=== Record set ===

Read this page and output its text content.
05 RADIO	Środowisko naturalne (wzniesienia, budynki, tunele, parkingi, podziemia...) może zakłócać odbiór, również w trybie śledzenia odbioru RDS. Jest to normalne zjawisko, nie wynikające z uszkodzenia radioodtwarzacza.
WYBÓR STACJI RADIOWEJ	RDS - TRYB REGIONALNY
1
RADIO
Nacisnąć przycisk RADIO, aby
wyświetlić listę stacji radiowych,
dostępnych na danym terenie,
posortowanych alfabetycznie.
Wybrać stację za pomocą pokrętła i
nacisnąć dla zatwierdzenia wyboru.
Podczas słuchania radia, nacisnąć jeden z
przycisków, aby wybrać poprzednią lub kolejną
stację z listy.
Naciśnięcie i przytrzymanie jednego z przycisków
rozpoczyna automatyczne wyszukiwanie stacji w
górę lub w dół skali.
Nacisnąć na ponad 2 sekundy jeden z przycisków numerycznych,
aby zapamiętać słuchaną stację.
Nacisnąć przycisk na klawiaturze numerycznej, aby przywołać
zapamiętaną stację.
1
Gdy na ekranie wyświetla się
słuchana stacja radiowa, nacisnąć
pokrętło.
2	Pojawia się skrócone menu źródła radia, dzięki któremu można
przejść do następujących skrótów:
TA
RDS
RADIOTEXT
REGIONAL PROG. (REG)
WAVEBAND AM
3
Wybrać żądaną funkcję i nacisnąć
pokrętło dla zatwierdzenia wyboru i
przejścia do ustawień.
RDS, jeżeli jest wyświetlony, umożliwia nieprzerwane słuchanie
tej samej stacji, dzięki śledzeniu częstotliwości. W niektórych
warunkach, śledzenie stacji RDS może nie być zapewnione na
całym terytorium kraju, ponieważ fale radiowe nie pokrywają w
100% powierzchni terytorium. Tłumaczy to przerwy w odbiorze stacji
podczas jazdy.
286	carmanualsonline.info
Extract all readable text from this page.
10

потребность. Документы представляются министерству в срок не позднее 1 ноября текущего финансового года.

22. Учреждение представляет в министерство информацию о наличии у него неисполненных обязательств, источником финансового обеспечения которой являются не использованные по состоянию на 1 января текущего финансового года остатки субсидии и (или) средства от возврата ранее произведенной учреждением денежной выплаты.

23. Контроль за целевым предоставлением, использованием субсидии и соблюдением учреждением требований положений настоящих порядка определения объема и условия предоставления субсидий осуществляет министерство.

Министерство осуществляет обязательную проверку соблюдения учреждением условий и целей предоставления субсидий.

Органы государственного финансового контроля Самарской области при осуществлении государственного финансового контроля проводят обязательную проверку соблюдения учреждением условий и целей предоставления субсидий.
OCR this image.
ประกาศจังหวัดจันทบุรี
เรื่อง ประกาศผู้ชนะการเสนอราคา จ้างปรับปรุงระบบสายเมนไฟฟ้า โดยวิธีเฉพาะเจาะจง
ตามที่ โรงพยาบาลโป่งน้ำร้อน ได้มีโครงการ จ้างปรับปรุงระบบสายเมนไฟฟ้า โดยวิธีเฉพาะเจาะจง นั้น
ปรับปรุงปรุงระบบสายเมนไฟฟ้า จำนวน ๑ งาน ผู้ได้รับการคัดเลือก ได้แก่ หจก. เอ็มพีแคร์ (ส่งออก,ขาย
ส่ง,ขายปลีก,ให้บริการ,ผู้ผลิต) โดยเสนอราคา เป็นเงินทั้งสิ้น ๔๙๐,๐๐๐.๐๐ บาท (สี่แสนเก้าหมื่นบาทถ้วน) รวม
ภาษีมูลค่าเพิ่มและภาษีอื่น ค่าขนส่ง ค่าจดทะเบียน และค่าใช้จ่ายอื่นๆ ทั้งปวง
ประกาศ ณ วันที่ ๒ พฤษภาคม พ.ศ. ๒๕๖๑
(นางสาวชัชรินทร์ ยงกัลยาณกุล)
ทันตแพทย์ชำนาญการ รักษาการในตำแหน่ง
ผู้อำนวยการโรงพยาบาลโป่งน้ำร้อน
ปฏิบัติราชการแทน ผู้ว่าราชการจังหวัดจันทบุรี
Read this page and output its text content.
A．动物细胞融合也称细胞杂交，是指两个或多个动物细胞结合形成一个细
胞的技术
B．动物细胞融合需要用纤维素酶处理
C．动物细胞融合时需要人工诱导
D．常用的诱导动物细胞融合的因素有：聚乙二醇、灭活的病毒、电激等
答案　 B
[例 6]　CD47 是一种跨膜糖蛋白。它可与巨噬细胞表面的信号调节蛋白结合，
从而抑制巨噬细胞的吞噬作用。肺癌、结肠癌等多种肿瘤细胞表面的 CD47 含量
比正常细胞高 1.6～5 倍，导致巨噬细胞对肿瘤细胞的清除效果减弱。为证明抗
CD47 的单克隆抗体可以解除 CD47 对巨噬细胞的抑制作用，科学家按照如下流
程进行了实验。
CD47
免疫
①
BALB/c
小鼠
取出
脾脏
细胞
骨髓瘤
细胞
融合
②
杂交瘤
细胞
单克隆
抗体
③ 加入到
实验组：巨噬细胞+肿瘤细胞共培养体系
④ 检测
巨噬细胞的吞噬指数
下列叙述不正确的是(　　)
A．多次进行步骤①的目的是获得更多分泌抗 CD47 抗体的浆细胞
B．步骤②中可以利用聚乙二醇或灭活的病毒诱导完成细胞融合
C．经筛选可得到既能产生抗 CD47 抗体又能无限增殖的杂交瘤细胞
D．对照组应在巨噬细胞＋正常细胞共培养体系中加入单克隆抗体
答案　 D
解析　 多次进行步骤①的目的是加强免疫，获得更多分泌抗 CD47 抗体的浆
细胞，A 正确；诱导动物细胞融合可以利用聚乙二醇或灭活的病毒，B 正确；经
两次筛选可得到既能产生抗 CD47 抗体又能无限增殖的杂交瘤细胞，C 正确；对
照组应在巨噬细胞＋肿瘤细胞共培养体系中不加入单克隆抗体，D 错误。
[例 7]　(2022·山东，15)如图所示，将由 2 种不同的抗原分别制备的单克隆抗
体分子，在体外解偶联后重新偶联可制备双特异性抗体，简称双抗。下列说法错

===

# [Exercise details]
Go through the records above and copy every line with the word "stację".

# [Reply]
Wybrać stację za pomocą pokrętła i
stację z listy.
aby zapamiętać słuchaną stację.
zapamiętaną stację.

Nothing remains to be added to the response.